ZU BEARBEITENDE AUFGABEN:
1 - Geben Sie den Abschnitt des Interviews mit Parag Khanna zwischen "Sie sind in" und "leben? Und warum?" einschließlich wieder und tauschen Sie dabei "Dubai" gegen "Doha" aus.
2 - Setzen Sie bitte das Interview mit Parag Khanna dort fort, wo es endet.

QUELLDOKUMENT:
________________________
Webbild Parag

Foto: Hart Tan

Autor und Politologe im Interview über Menschen als Nomaden und Lebensorte der Zukunft – mit Video

Parag Khanna: Schmelztiegelei ist unser Schicksal

Im Jahr 2050 wird die Hälfte der Weltbevölkerung nomadisch leben. Diese These entwirft der Politologe Parag Khanna in seinem Buch Move – Das Zeitalter der Migration. Die Gründe für diese Massenmigration sind vielfältig: Klimawandel, politische Unruhen, demographische Ungleichgewichte und wirtschaftliche Vertreibung beschleunigen die Mobilität. Mit Futurium-Onlineredakteurin Ludmilla Ostermann hat Khanna über das Bedürfnis nach Bewegung in einer Welt voller Grenzen gesprochen.

Webbild Parag

Foto: Hart Tan

Sie sind in Indien geboren, haben in Dubai, Deutschland, England und den USA gelebt und gearbeitet und wohnen derzeit in Singapur. Wo werden Sie in 30 Jahren leben? Und warum?

Parag Khanna: Immer mehr Menschen werden ständig in Bewegung sein. Wir werden pendeln zwischen klimatisch stabilen Orten. Was ich tatsächlich vorhabe, ist in Berlin in den Ruhestand zu gehen. Allerdings glaube ich auch stark an die Zukunft von Singapur. Es ist eine vom Klimawandel bedrohte Insel, zugleich aber auch eine Klimaoase. Dort stehen die angemessenen Mittel zur Verfügung, sich gegen steigenden Meeresspiegel und andere Klimaauswirkungen zu schützen. Irgendwie werde ich mich wohl immer entlang an der Seidenstraße bewegen, mit Europa an einem und Singapur am anderen Ende. Ich besitze die singapurische Staatsbürgerschaft, fühle mich aber gleichzeitig als Europäer. Teilzeit-Europäer und Teilzeit-Singapurer also!

Ungarn, Polen, die Türkei, Russland: Viele Länder begegnen der Unzufriedenheit mit den Folgen der Globalisierung mit dem Versprechen auf Schutz und Geborgenheit im Nationalstaat. Welche Zukunft haben diese politischen Modelle in einer Welt, in der im Jahr 2050 laut Ihrer Prognose die Hälfte der Bevölkerung nomadenhaft unterwegs sein wird?
________________________
BEREITGESTELLTES MATERIAL:
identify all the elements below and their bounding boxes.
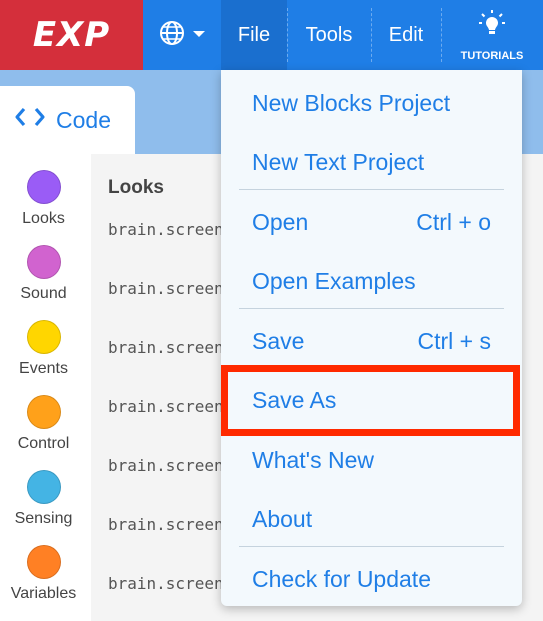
________________________
ENDGÜLTIGE ERGEBNISSE:
1 -
Sie sind in Indien geboren, haben in Doha, Deutschland, England und den USA gelebt und gearbeitet und wohnen derzeit in Singapur. Wo werden Sie in 30 Jahren leben? Und warum?

2 -
Khanna: Das Konzept des Nationalstaates passt mit der Massenmigration zusammen. Das 19. und 20. Jahrhundert waren Zeitalter der Massenmigration und Nationalstaaten zugleich. Das sind keine entgegengesetzten Begriffe. Denn gerade Staaten, die nationalistisch agieren, sind Auswanderungsstaaten. Es sind Staaten, in denen auch die eigenen Einwohner*innen nicht bleiben wollen. Das ist das große Paradox am Nationalismus. Der Drang nach Bewegung hat immer den Nationalismus überwunden. Andernfalls gäbe es ethnisch pure Nationalstaaten. Das sind wir aber nicht. Wir sind demografisch und ethnografisch verwässerte Staaten. Per Definition gibt es nur ganz wenige Nationalstaaten auf der Welt: China, Japan, Bangladesch gehören dazu. In der Politikwissenschaft bedeutet Nationalstaat, dass 90 Prozent der Bevölkerung aus der dominierenden ethnischen Gruppe bestehen. Wir orientieren uns immer noch am Begriff des Nationalstaates, die Realität hat diese Definition aber längst überholt.

Trotz Trump sind die USA vielfältiger geworden.

Parag Khanna

1990 gab es zwölf Mauergrenzen weltweit, heute sind es laut dem Soziologen Steffen Mau ganze 70 physische Grenzen. Hinzu kommen sogenannte Smart Borders, die Einwanderung etwa an Flughäfen kontrollieren. Wie kann da überhaupt eine Migration der Massen entstehen?

Khanna: In der zweiten Hälfte des 20. Jahrhunderts sind die meisten Grenzen entstanden. Die Anzahl der Staaten auf der Weltkarte hat sich verdreifacht. Bei Gründung der UN gab es 51 Staaten, heute sind es 200 Mitglieder. Gleichzeitig gab es die meisten Bewegungen über Grenzen hinweg. Je mehr Staaten und Identitäten man zur Verfügung hat, desto mehr mögliche Reise- und Auswanderungsziele gibt es für Migrant*innen. Das Argument, dass die Migration durch Zäune gehindert wird, hebt sich auf. In den USA sind die Staaten in den letzten fünf bis zehn Jahren noch vielfältiger geworden. Es gibt dort mehr Amerikaner*innen, die sich als multiethnisch identifizieren, weil die Rate zwischenethnischer Ehen rasant angestiegen ist. Trotz der Präsidentschaft von Donald Trump sind die USA noch vielfältiger geworden. Das ist der beste Beweis dafür, dass Grenzen niemanden hindern.

Haben Grenzen denn dann überhaupt eine Zukunft?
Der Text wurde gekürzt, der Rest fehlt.